→ Goal of the exercise
Copy all lines in which the word "past" can be found.

→ Provided data
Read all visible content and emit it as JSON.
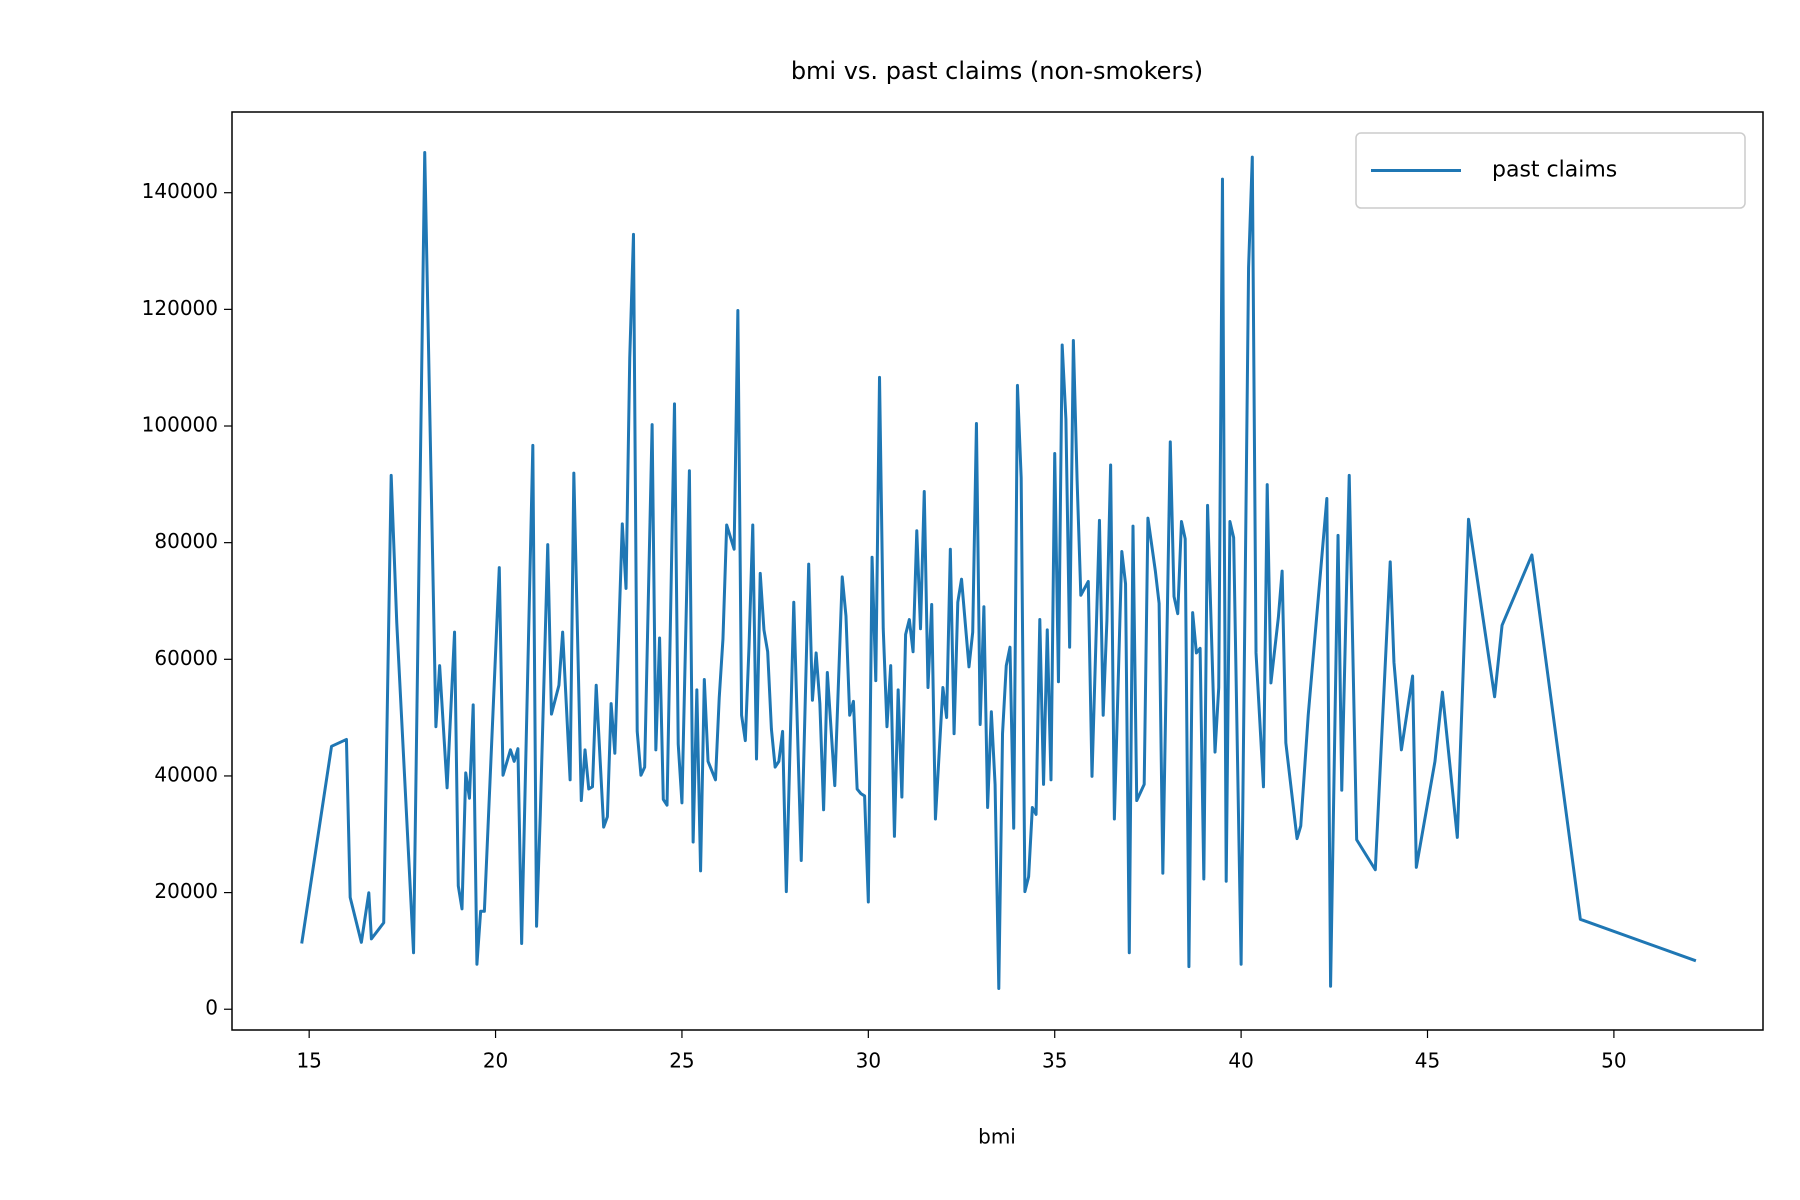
{
  "chart_data": {
    "type": "line",
    "title": "bmi vs. past claims (non-smokers)",
    "xlabel": "bmi",
    "x": [
      14.8,
      15.6,
      16.0,
      16.1,
      16.4,
      16.6,
      16.67,
      17.0,
      17.2,
      17.35,
      17.8,
      18.1,
      18.4,
      18.5,
      18.7,
      18.9,
      19.0,
      19.1,
      19.2,
      19.3,
      19.4,
      19.5,
      19.6,
      19.7,
      20.1,
      20.2,
      20.4,
      20.5,
      20.6,
      20.7,
      21.0,
      21.1,
      21.2,
      21.4,
      21.5,
      21.7,
      21.8,
      22.0,
      22.1,
      22.3,
      22.4,
      22.5,
      22.6,
      22.7,
      22.9,
      23.0,
      23.1,
      23.2,
      23.4,
      23.5,
      23.6,
      23.7,
      23.8,
      23.9,
      24.0,
      24.2,
      24.3,
      24.4,
      24.5,
      24.6,
      24.8,
      24.9,
      25.0,
      25.2,
      25.3,
      25.4,
      25.5,
      25.6,
      25.7,
      25.9,
      26.0,
      26.1,
      26.2,
      26.4,
      26.5,
      26.6,
      26.7,
      26.8,
      26.9,
      27.0,
      27.1,
      27.2,
      27.3,
      27.4,
      27.5,
      27.6,
      27.7,
      27.8,
      28.0,
      28.2,
      28.4,
      28.5,
      28.6,
      28.7,
      28.8,
      28.9,
      29.1,
      29.3,
      29.4,
      29.5,
      29.6,
      29.7,
      29.8,
      29.9,
      30.0,
      30.1,
      30.2,
      30.3,
      30.4,
      30.5,
      30.6,
      30.7,
      30.8,
      30.9,
      31.0,
      31.1,
      31.2,
      31.3,
      31.4,
      31.5,
      31.6,
      31.7,
      31.8,
      32.0,
      32.1,
      32.2,
      32.3,
      32.4,
      32.5,
      32.7,
      32.8,
      32.9,
      33.0,
      33.1,
      33.2,
      33.3,
      33.4,
      33.5,
      33.6,
      33.7,
      33.8,
      33.9,
      34.0,
      34.1,
      34.2,
      34.3,
      34.4,
      34.5,
      34.6,
      34.7,
      34.8,
      34.9,
      35.0,
      35.1,
      35.2,
      35.3,
      35.4,
      35.5,
      35.6,
      35.7,
      35.9,
      36.0,
      36.2,
      36.3,
      36.4,
      36.5,
      36.6,
      36.8,
      36.9,
      37.0,
      37.1,
      37.2,
      37.4,
      37.5,
      37.7,
      37.8,
      37.9,
      38.1,
      38.2,
      38.3,
      38.4,
      38.5,
      38.6,
      38.7,
      38.8,
      38.9,
      39.0,
      39.1,
      39.3,
      39.4,
      39.5,
      39.6,
      39.7,
      39.8,
      40.0,
      40.2,
      40.3,
      40.4,
      40.6,
      40.7,
      40.8,
      41.0,
      41.1,
      41.2,
      41.5,
      41.6,
      41.8,
      42.3,
      42.4,
      42.6,
      42.7,
      42.9,
      43.1,
      43.6,
      44.0,
      44.1,
      44.3,
      44.6,
      44.7,
      45.2,
      45.4,
      45.8,
      46.1,
      46.8,
      47.0,
      47.8,
      49.1,
      52.2
    ],
    "series": [
      {
        "name": "past claims",
        "color": "#1f77b4",
        "values": [
          11270,
          45080,
          46260,
          19180,
          11470,
          19970,
          12060,
          14830,
          91530,
          66230,
          9690,
          146900,
          48440,
          58910,
          37960,
          64650,
          21150,
          17200,
          40530,
          36180,
          52190,
          7710,
          16800,
          16800,
          75720,
          40130,
          44480,
          42500,
          44680,
          11270,
          96670,
          14230,
          33410,
          79670,
          50610,
          55550,
          64650,
          39340,
          91930,
          35780,
          44480,
          37760,
          38150,
          55550,
          31230,
          33010,
          52390,
          43890,
          83230,
          72160,
          111700,
          132850,
          47650,
          40130,
          41520,
          100230,
          44480,
          63660,
          35980,
          34990,
          103790,
          45470,
          35390,
          92320,
          28670,
          54760,
          23720,
          56540,
          42500,
          39340,
          53380,
          63460,
          83030,
          78880,
          119800,
          50410,
          46060,
          62280,
          83030,
          42900,
          74730,
          65040,
          61290,
          48040,
          41520,
          42500,
          47650,
          20170,
          69790,
          25500,
          76310,
          52980,
          61090,
          52390,
          34200,
          57730,
          38350,
          74130,
          67430,
          50410,
          52790,
          37760,
          36970,
          36570,
          18390,
          77500,
          56340,
          108340,
          65240,
          48440,
          58910,
          29650,
          54760,
          36380,
          64250,
          66820,
          61290,
          82040,
          65240,
          88770,
          55160,
          69400,
          32620,
          55160,
          50010,
          78880,
          47250,
          69790,
          73740,
          58710,
          64650,
          100430,
          48830,
          69000,
          34600,
          51000,
          38550,
          3560,
          47250,
          58910,
          62080,
          31040,
          106960,
          91140,
          20170,
          22740,
          34600,
          33410,
          66820,
          38550,
          65040,
          39340,
          95290,
          56150,
          113880,
          101220,
          62080,
          114670,
          90740,
          70980,
          73350,
          39940,
          83820,
          50410,
          66630,
          93320,
          32620,
          78490,
          72950,
          9690,
          82840,
          35780,
          38550,
          84210,
          75120,
          69590,
          23330,
          97270,
          70780,
          67820,
          83620,
          80660,
          7310,
          68010,
          61090,
          61880,
          22340,
          86390,
          44090,
          55160,
          142340,
          21950,
          83620,
          80860,
          7710,
          127120,
          146100,
          61090,
          38150,
          89950,
          55950,
          67220,
          75120,
          45670,
          29260,
          31430,
          50410,
          87580,
          3950,
          81250,
          37560,
          91530,
          29060,
          23920,
          76710,
          59500,
          44480,
          57130,
          24320,
          42500,
          54370,
          29460,
          84010,
          53570,
          65830,
          77890,
          15420,
          8300
        ]
      }
    ],
    "xlim": [
      12.93,
      54.0
    ],
    "ylim": [
      -3560,
      153840
    ],
    "xticks": [
      15,
      20,
      25,
      30,
      35,
      40,
      45,
      50
    ],
    "yticks": [
      0,
      20000,
      40000,
      60000,
      80000,
      100000,
      120000,
      140000
    ],
    "legend": "upper right"
  }
}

→ Result of this exercise
    "title": "bmi vs. past claims (non-smokers)",
        "name": "past claims",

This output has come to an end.